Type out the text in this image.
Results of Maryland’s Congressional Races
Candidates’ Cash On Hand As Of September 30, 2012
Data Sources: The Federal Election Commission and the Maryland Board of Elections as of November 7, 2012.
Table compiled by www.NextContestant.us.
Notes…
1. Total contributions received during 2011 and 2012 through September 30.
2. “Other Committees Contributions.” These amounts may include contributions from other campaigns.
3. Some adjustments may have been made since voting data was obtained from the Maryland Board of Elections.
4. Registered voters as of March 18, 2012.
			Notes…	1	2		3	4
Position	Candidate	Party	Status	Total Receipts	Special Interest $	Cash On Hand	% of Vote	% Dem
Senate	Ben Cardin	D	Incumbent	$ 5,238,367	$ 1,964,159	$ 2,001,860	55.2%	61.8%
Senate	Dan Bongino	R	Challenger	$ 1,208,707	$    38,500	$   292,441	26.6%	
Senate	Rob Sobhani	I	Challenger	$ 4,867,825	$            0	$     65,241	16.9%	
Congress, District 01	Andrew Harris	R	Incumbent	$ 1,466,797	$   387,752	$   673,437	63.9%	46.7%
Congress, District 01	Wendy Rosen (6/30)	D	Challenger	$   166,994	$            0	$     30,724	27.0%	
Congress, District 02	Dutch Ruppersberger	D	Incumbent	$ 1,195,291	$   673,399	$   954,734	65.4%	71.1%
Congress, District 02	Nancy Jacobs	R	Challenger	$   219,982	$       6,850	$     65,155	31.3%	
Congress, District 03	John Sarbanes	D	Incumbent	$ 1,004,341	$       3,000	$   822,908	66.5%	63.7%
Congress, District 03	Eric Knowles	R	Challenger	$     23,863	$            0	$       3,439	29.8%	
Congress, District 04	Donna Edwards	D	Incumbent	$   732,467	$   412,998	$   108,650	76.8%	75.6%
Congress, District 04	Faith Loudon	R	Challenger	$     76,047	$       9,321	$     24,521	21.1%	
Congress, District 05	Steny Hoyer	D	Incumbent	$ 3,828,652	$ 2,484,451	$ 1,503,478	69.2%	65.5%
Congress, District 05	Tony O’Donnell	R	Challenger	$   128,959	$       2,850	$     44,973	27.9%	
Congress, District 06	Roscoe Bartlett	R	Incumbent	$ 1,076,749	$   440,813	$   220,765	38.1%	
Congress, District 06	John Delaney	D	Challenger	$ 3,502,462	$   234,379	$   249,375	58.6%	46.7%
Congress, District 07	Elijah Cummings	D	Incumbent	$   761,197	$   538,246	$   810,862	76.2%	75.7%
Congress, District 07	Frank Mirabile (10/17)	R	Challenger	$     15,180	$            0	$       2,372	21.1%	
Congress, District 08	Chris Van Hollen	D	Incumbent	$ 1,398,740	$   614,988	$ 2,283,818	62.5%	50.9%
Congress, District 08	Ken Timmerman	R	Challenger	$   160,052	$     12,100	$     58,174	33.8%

- _WHAT YOU HAVE TO DO_: Pull out every line containing "from".

- _SOLUTION TO THE PROBLEM_:
2. “Other Committees Contributions.” These amounts may include contributions from other campaigns.
3. Some adjustments may have been made since voting data was obtained from the Maryland Board of Elections.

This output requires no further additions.